- [WHAT IS NEEDED]:
The data below should be printed in full, exactly, and without any of its images.

------------------------------------

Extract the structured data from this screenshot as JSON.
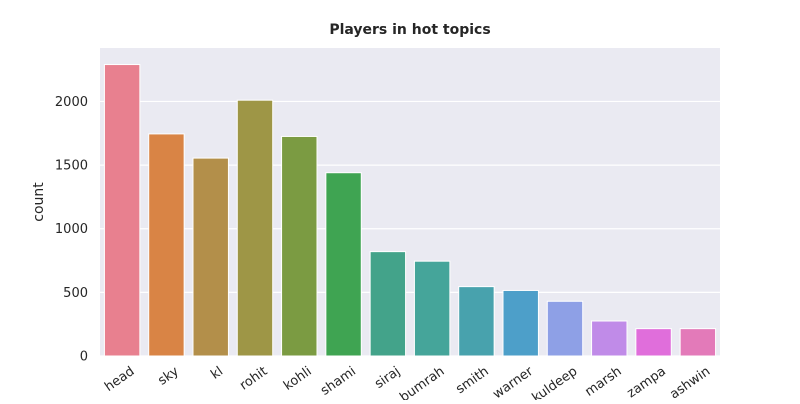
{
  "chart_data": {
    "type": "bar",
    "title": "Players in hot topics",
    "xlabel": "",
    "ylabel": "count",
    "ylim": [
      0,
      2420
    ],
    "yticks": [
      0,
      500,
      1000,
      1500,
      2000
    ],
    "grid": true,
    "categories": [
      "head",
      "sky",
      "kl",
      "rohit",
      "kohli",
      "shami",
      "siraj",
      "bumrah",
      "smith",
      "warner",
      "kuldeep",
      "marsh",
      "zampa",
      "ashwin"
    ],
    "values": [
      2290,
      1745,
      1555,
      2010,
      1725,
      1440,
      820,
      745,
      545,
      515,
      430,
      275,
      215,
      215
    ],
    "colors": [
      "#e8808f",
      "#d98445",
      "#b38f4a",
      "#9e9646",
      "#7b9b42",
      "#3fa452",
      "#43a38a",
      "#45a59a",
      "#48a2ad",
      "#4d9fc9",
      "#8ea0e6",
      "#c08be8",
      "#e06edb",
      "#e37ab9"
    ],
    "background": "#eaeaf2",
    "grid_color": "#ffffff"
  }
}
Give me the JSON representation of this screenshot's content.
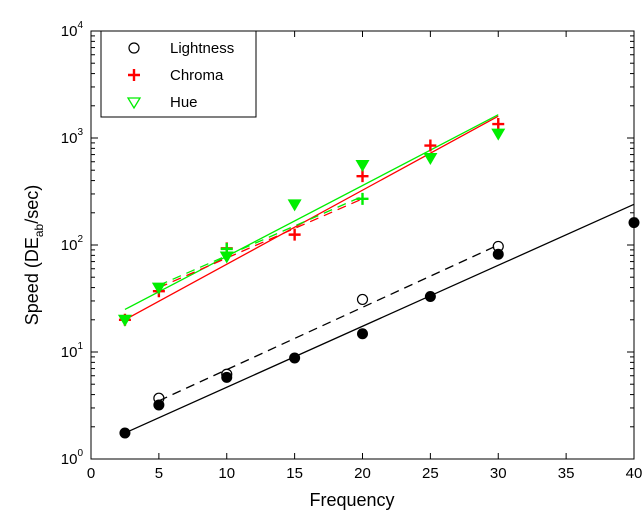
{
  "chart_data": {
    "type": "scatter",
    "xlabel": "Frequency",
    "ylabel": {
      "main": "Speed (DE",
      "sub": "ab",
      "tail": "/sec)"
    },
    "xlim": [
      0,
      40
    ],
    "ylim": [
      1,
      10000
    ],
    "yscale": "log",
    "x_ticks": [
      0,
      5,
      10,
      15,
      20,
      25,
      30,
      35,
      40
    ],
    "x_tick_labels": [
      "0",
      "5",
      "10",
      "15",
      "20",
      "25",
      "30",
      "35",
      "40"
    ],
    "y_ticks": [
      1,
      10,
      100,
      1000,
      10000
    ],
    "y_tick_labels": [
      {
        "base": "10",
        "exp": "0"
      },
      {
        "base": "10",
        "exp": "1"
      },
      {
        "base": "10",
        "exp": "2"
      },
      {
        "base": "10",
        "exp": "3"
      },
      {
        "base": "10",
        "exp": "4"
      }
    ],
    "legend_position": "top-left",
    "series": [
      {
        "name": "Lightness",
        "marker": "open-circle",
        "color": "#000000",
        "points": [
          [
            5,
            3.7
          ],
          [
            10,
            6.2
          ],
          [
            20,
            31
          ],
          [
            30,
            97
          ]
        ],
        "fit": {
          "style": "dashed",
          "from": [
            5,
            3.5
          ],
          "to": [
            30,
            100
          ]
        }
      },
      {
        "name": "Chroma",
        "marker": "plus",
        "color": "#ff0000",
        "points": [
          [
            2.5,
            20
          ],
          [
            5,
            37
          ],
          [
            10,
            93
          ],
          [
            15,
            125
          ],
          [
            20,
            440
          ],
          [
            25,
            850
          ],
          [
            30,
            1350
          ]
        ],
        "fit": {
          "style": "solid",
          "from": [
            2.5,
            20
          ],
          "to": [
            30,
            1600
          ]
        }
      },
      {
        "name": "Hue",
        "marker": "open-triangle-down",
        "color": "#00ee00",
        "points": [
          [
            2.5,
            20
          ],
          [
            5,
            40
          ],
          [
            10,
            78
          ],
          [
            15,
            240
          ],
          [
            20,
            560
          ],
          [
            25,
            650
          ],
          [
            30,
            1100
          ]
        ],
        "fit": {
          "style": "solid",
          "from": [
            2.5,
            25
          ],
          "to": [
            30,
            1650
          ]
        }
      },
      {
        "marker": "filled-circle",
        "color": "#000000",
        "points": [
          [
            2.5,
            1.75
          ],
          [
            5,
            3.2
          ],
          [
            10,
            5.8
          ],
          [
            15,
            8.8
          ],
          [
            20,
            14.8
          ],
          [
            25,
            33
          ],
          [
            30,
            82
          ],
          [
            40,
            162
          ]
        ],
        "fit": {
          "style": "solid",
          "from": [
            2.5,
            1.75
          ],
          "to": [
            40,
            240
          ]
        }
      }
    ],
    "extra_fits": [
      {
        "style": "dashed",
        "color": "#ff0000",
        "from": [
          5,
          40
        ],
        "to": [
          20,
          270
        ]
      },
      {
        "style": "dashed",
        "color": "#00ee00",
        "from": [
          5,
          42
        ],
        "to": [
          20,
          285
        ]
      }
    ],
    "extra_markers": [
      {
        "marker": "plus",
        "color": "#00ee00",
        "x": 20,
        "y": 270
      },
      {
        "marker": "plus",
        "color": "#00ee00",
        "x": 10,
        "y": 92
      }
    ]
  }
}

------------------------------------

- [SOLUTION FOR THIS EXERCISE]:
Extract the structured data from this screenshot as JSON.
{
  "chart_data": {
    "type": "bar",
    "title": "Players in hot topics",
    "xlabel": "",
    "ylabel": "count",
    "ylim": [
      0,
      2420
    ],
    "yticks": [
      0,
      500,
      1000,
      1500,
      2000
    ],
    "grid": true,
    "categories": [
      "head",
      "sky",
      "kl",
      "rohit",
      "kohli",
      "shami",
      "siraj",
      "bumrah",
      "smith",
      "warner",
      "kuldeep",
      "marsh",
      "zampa",
      "ashwin"
    ],
    "values": [
      2290,
      1745,
      1555,
      2010,
      1725,
      1440,
      820,
      745,
      545,
      515,
      430,
      275,
      215,
      215
    ],
    "colors": [
      "#e8808f",
      "#d98445",
      "#b38f4a",
      "#9e9646",
      "#7b9b42",
      "#3fa452",
      "#43a38a",
      "#45a59a",
      "#48a2ad",
      "#4d9fc9",
      "#8ea0e6",
      "#c08be8",
      "#e06edb",
      "#e37ab9"
    ],
    "background": "#eaeaf2",
    "grid_color": "#ffffff"
  }
}
Give me the JSON representation of this screenshot's content.
{
  "chart_data": {
    "type": "scatter",
    "xlabel": "Frequency",
    "ylabel": {
      "main": "Speed (DE",
      "sub": "ab",
      "tail": "/sec)"
    },
    "xlim": [
      0,
      40
    ],
    "ylim": [
      1,
      10000
    ],
    "yscale": "log",
    "x_ticks": [
      0,
      5,
      10,
      15,
      20,
      25,
      30,
      35,
      40
    ],
    "x_tick_labels": [
      "0",
      "5",
      "10",
      "15",
      "20",
      "25",
      "30",
      "35",
      "40"
    ],
    "y_ticks": [
      1,
      10,
      100,
      1000,
      10000
    ],
    "y_tick_labels": [
      {
        "base": "10",
        "exp": "0"
      },
      {
        "base": "10",
        "exp": "1"
      },
      {
        "base": "10",
        "exp": "2"
      },
      {
        "base": "10",
        "exp": "3"
      },
      {
        "base": "10",
        "exp": "4"
      }
    ],
    "legend_position": "top-left",
    "series": [
      {
        "name": "Lightness",
        "marker": "open-circle",
        "color": "#000000",
        "points": [
          [
            5,
            3.7
          ],
          [
            10,
            6.2
          ],
          [
            20,
            31
          ],
          [
            30,
            97
          ]
        ],
        "fit": {
          "style": "dashed",
          "from": [
            5,
            3.5
          ],
          "to": [
            30,
            100
          ]
        }
      },
      {
        "name": "Chroma",
        "marker": "plus",
        "color": "#ff0000",
        "points": [
          [
            2.5,
            20
          ],
          [
            5,
            37
          ],
          [
            10,
            93
          ],
          [
            15,
            125
          ],
          [
            20,
            440
          ],
          [
            25,
            850
          ],
          [
            30,
            1350
          ]
        ],
        "fit": {
          "style": "solid",
          "from": [
            2.5,
            20
          ],
          "to": [
            30,
            1600
          ]
        }
      },
      {
        "name": "Hue",
        "marker": "open-triangle-down",
        "color": "#00ee00",
        "points": [
          [
            2.5,
            20
          ],
          [
            5,
            40
          ],
          [
            10,
            78
          ],
          [
            15,
            240
          ],
          [
            20,
            560
          ],
          [
            25,
            650
          ],
          [
            30,
            1100
          ]
        ],
        "fit": {
          "style": "solid",
          "from": [
            2.5,
            25
          ],
          "to": [
            30,
            1650
          ]
        }
      },
      {
        "marker": "filled-circle",
        "color": "#000000",
        "points": [
          [
            2.5,
            1.75
          ],
          [
            5,
            3.2
          ],
          [
            10,
            5.8
          ],
          [
            15,
            8.8
          ],
          [
            20,
            14.8
          ],
          [
            25,
            33
          ],
          [
            30,
            82
          ],
          [
            40,
            162
          ]
        ],
        "fit": {
          "style": "solid",
          "from": [
            2.5,
            1.75
          ],
          "to": [
            40,
            240
          ]
        }
      }
    ],
    "extra_fits": [
      {
        "style": "dashed",
        "color": "#ff0000",
        "from": [
          5,
          40
        ],
        "to": [
          20,
          270
        ]
      },
      {
        "style": "dashed",
        "color": "#00ee00",
        "from": [
          5,
          42
        ],
        "to": [
          20,
          285
        ]
      }
    ],
    "extra_markers": [
      {
        "marker": "plus",
        "color": "#00ee00",
        "x": 20,
        "y": 270
      },
      {
        "marker": "plus",
        "color": "#00ee00",
        "x": 10,
        "y": 92
      }
    ]
  }
}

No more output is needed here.